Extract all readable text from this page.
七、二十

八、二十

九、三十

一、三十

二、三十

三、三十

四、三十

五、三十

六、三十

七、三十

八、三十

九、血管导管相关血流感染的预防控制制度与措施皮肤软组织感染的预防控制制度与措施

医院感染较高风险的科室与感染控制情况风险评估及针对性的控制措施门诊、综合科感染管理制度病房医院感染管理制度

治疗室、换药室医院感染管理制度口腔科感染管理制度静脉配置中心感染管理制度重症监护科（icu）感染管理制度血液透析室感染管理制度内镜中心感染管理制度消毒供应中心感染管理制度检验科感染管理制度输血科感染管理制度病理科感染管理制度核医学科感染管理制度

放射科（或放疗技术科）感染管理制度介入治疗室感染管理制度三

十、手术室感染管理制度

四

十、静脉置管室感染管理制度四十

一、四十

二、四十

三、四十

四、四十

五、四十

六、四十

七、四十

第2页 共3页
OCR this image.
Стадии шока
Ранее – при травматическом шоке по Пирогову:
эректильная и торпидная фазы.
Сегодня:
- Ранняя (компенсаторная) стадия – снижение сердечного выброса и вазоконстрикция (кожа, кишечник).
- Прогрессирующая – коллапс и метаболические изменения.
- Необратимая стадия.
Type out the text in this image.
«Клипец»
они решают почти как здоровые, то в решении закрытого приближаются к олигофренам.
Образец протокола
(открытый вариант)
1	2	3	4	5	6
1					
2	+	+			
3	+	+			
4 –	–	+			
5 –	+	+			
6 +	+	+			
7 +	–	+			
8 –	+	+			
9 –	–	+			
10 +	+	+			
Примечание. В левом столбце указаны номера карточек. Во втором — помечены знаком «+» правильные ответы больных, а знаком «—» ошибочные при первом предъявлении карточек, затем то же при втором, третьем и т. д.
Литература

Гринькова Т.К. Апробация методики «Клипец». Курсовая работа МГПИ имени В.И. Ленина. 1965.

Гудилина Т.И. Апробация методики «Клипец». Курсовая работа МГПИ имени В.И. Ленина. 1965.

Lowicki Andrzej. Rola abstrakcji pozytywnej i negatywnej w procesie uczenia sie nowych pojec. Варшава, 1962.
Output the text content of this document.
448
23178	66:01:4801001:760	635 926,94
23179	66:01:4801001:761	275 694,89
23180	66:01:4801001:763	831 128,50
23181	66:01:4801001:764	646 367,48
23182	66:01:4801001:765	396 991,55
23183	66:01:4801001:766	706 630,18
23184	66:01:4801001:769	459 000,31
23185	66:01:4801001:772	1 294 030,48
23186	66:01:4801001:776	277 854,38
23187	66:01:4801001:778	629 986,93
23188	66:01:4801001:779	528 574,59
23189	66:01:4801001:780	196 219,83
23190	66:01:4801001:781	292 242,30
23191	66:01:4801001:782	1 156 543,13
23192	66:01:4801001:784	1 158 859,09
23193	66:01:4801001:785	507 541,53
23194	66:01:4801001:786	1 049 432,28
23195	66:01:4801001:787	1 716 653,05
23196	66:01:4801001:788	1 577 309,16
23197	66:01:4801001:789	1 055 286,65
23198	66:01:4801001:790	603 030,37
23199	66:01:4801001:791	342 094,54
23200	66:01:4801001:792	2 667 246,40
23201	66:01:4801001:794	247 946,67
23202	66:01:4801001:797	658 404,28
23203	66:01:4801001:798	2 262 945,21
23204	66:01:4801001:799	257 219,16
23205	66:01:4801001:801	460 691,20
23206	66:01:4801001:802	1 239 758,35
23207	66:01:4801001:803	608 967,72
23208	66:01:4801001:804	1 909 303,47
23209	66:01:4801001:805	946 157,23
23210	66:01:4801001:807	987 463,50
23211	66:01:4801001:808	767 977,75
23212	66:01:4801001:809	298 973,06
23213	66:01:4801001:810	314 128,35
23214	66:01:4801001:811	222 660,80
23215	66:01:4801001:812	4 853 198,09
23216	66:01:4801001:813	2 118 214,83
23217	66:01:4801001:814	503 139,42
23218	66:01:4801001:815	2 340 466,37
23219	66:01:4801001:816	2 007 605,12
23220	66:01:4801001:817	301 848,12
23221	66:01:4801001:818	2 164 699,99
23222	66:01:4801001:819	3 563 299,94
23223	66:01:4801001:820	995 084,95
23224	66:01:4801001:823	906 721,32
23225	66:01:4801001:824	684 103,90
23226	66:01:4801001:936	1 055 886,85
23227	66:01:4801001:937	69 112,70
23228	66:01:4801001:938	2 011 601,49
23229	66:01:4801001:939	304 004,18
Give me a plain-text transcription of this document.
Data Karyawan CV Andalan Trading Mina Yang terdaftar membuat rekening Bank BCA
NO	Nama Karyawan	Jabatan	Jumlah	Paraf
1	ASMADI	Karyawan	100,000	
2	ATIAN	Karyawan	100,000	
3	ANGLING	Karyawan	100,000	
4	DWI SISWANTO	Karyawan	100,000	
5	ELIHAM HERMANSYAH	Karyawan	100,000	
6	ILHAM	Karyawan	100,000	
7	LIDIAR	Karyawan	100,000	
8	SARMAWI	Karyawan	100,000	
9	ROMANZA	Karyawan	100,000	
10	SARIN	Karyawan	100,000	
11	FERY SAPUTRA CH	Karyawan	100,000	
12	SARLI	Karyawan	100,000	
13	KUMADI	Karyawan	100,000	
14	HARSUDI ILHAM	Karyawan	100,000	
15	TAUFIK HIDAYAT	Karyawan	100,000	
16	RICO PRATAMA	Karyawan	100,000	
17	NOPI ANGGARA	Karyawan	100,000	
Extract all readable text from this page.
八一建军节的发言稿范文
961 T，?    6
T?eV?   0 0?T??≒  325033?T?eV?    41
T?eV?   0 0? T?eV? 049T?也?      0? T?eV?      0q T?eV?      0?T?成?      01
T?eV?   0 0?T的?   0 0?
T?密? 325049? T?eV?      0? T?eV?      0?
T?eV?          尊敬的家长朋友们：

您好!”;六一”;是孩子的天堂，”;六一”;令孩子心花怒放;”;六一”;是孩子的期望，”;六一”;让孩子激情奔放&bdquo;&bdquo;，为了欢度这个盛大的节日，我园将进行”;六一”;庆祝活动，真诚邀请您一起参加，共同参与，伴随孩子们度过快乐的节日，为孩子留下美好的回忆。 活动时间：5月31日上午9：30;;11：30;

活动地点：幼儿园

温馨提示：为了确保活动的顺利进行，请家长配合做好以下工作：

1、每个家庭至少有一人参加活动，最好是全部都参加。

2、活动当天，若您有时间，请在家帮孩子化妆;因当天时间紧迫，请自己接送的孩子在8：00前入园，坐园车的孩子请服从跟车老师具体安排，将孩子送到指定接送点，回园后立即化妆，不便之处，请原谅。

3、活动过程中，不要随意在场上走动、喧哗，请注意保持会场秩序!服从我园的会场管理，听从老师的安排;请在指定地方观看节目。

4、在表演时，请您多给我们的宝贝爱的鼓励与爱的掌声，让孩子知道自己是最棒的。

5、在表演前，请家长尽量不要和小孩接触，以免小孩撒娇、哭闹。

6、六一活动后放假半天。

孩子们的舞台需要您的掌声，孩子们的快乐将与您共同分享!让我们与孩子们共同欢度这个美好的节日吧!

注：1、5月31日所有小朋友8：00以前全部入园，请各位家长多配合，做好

TO BE DONE: Could you transcribe the records in full, exactly?

WRITTEN RESPONSE:
Extract all readable text from this page.
七、二十

八、二十

九、三十

一、三十

二、三十

三、三十

四、三十

五、三十

六、三十

七、三十

八、三十

九、血管导管相关血流感染的预防控制制度与措施皮肤软组织感染的预防控制制度与措施

医院感染较高风险的科室与感染控制情况风险评估及针对性的控制措施门诊、综合科感染管理制度病房医院感染管理制度

治疗室、换药室医院感染管理制度口腔科感染管理制度静脉配置中心感染管理制度重症监护科（icu）感染管理制度血液透析室感染管理制度内镜中心感染管理制度消毒供应中心感染管理制度检验科感染管理制度输血科感染管理制度病理科感染管理制度核医学科感染管理制度

放射科（或放疗技术科）感染管理制度介入治疗室感染管理制度三

十、手术室感染管理制度

四

十、静脉置管室感染管理制度四十

一、四十

二、四十

三、四十

四、四十

五、四十

六、四十

七、四十

第2页 共3页
OCR this image.
Стадии шока
Ранее – при травматическом шоке по Пирогову:
эректильная и торпидная фазы.
Сегодня:
- Ранняя (компенсаторная) стадия – снижение сердечного выброса и вазоконстрикция (кожа, кишечник).
- Прогрессирующая – коллапс и метаболические изменения.
- Необратимая стадия.
Type out the text in this image.
«Клипец»
они решают почти как здоровые, то в решении закрытого приближаются к олигофренам.
Образец протокола
(открытый вариант)
1	2	3	4	5	6
1					
2	+	+			
3	+	+			
4 –	–	+			
5 –	+	+			
6 +	+	+			
7 +	–	+			
8 –	+	+			
9 –	–	+			
10 +	+	+			
Примечание. В левом столбце указаны номера карточек. Во втором — помечены знаком «+» правильные ответы больных, а знаком «—» ошибочные при первом предъявлении карточек, затем то же при втором, третьем и т. д.
Литература

Гринькова Т.К. Апробация методики «Клипец». Курсовая работа МГПИ имени В.И. Ленина. 1965.

Гудилина Т.И. Апробация методики «Клипец». Курсовая работа МГПИ имени В.И. Ленина. 1965.

Lowicki Andrzej. Rola abstrakcji pozytywnej i negatywnej w procesie uczenia sie nowych pojec. Варшава, 1962.
Output the text content of this document.
448
23178	66:01:4801001:760	635 926,94
23179	66:01:4801001:761	275 694,89
23180	66:01:4801001:763	831 128,50
23181	66:01:4801001:764	646 367,48
23182	66:01:4801001:765	396 991,55
23183	66:01:4801001:766	706 630,18
23184	66:01:4801001:769	459 000,31
23185	66:01:4801001:772	1 294 030,48
23186	66:01:4801001:776	277 854,38
23187	66:01:4801001:778	629 986,93
23188	66:01:4801001:779	528 574,59
23189	66:01:4801001:780	196 219,83
23190	66:01:4801001:781	292 242,30
23191	66:01:4801001:782	1 156 543,13
23192	66:01:4801001:784	1 158 859,09
23193	66:01:4801001:785	507 541,53
23194	66:01:4801001:786	1 049 432,28
23195	66:01:4801001:787	1 716 653,05
23196	66:01:4801001:788	1 577 309,16
23197	66:01:4801001:789	1 055 286,65
23198	66:01:4801001:790	603 030,37
23199	66:01:4801001:791	342 094,54
23200	66:01:4801001:792	2 667 246,40
23201	66:01:4801001:794	247 946,67
23202	66:01:4801001:797	658 404,28
23203	66:01:4801001:798	2 262 945,21
23204	66:01:4801001:799	257 219,16
23205	66:01:4801001:801	460 691,20
23206	66:01:4801001:802	1 239 758,35
23207	66:01:4801001:803	608 967,72
23208	66:01:4801001:804	1 909 303,47
23209	66:01:4801001:805	946 157,23
23210	66:01:4801001:807	987 463,50
23211	66:01:4801001:808	767 977,75
23212	66:01:4801001:809	298 973,06
23213	66:01:4801001:810	314 128,35
23214	66:01:4801001:811	222 660,80
23215	66:01:4801001:812	4 853 198,09
23216	66:01:4801001:813	2 118 214,83
23217	66:01:4801001:814	503 139,42
23218	66:01:4801001:815	2 340 466,37
23219	66:01:4801001:816	2 007 605,12
23220	66:01:4801001:817	301 848,12
23221	66:01:4801001:818	2 164 699,99
23222	66:01:4801001:819	3 563 299,94
23223	66:01:4801001:820	995 084,95
23224	66:01:4801001:823	906 721,32
23225	66:01:4801001:824	684 103,90
23226	66:01:4801001:936	1 055 886,85
23227	66:01:4801001:937	69 112,70
23228	66:01:4801001:938	2 011 601,49
23229	66:01:4801001:939	304 004,18
Give me a plain-text transcription of this document.
Data Karyawan CV Andalan Trading Mina Yang terdaftar membuat rekening Bank BCA
NO	Nama Karyawan	Jabatan	Jumlah	Paraf
1	ASMADI	Karyawan	100,000	
2	ATIAN	Karyawan	100,000	
3	ANGLING	Karyawan	100,000	
4	DWI SISWANTO	Karyawan	100,000	
5	ELIHAM HERMANSYAH	Karyawan	100,000	
6	ILHAM	Karyawan	100,000	
7	LIDIAR	Karyawan	100,000	
8	SARMAWI	Karyawan	100,000	
9	ROMANZA	Karyawan	100,000	
10	SARIN	Karyawan	100,000	
11	FERY SAPUTRA CH	Karyawan	100,000	
12	SARLI	Karyawan	100,000	
13	KUMADI	Karyawan	100,000	
14	HARSUDI ILHAM	Karyawan	100,000	
15	TAUFIK HIDAYAT	Karyawan	100,000	
16	RICO PRATAMA	Karyawan	100,000	
17	NOPI ANGGARA	Karyawan	100,000	
Extract all readable text from this page.
八一建军节的发言稿范文
961 T，?    6
T?eV?   0 0?T??≒  325033?T?eV?    41
T?eV?   0 0? T?eV? 049T?也?      0? T?eV?      0q T?eV?      0?T?成?      01
T?eV?   0 0?T的?   0 0?
T?密? 325049? T?eV?      0? T?eV?      0?
T?eV?          尊敬的家长朋友们：

您好!”;六一”;是孩子的天堂，”;六一”;令孩子心花怒放;”;六一”;是孩子的期望，”;六一”;让孩子激情奔放&bdquo;&bdquo;，为了欢度这个盛大的节日，我园将进行”;六一”;庆祝活动，真诚邀请您一起参加，共同参与，伴随孩子们度过快乐的节日，为孩子留下美好的回忆。 活动时间：5月31日上午9：30;;11：30;

活动地点：幼儿园

温馨提示：为了确保活动的顺利进行，请家长配合做好以下工作：

1、每个家庭至少有一人参加活动，最好是全部都参加。

2、活动当天，若您有时间，请在家帮孩子化妆;因当天时间紧迫，请自己接送的孩子在8：00前入园，坐园车的孩子请服从跟车老师具体安排，将孩子送到指定接送点，回园后立即化妆，不便之处，请原谅。

3、活动过程中，不要随意在场上走动、喧哗，请注意保持会场秩序!服从我园的会场管理，听从老师的安排;请在指定地方观看节目。

4、在表演时，请您多给我们的宝贝爱的鼓励与爱的掌声，让孩子知道自己是最棒的。

5、在表演前，请家长尽量不要和小孩接触，以免小孩撒娇、哭闹。

6、六一活动后放假半天。

孩子们的舞台需要您的掌声，孩子们的快乐将与您共同分享!让我们与孩子们共同欢度这个美好的节日吧!

注：1、5月31日所有小朋友8：00以前全部入园，请各位家长多配合，做好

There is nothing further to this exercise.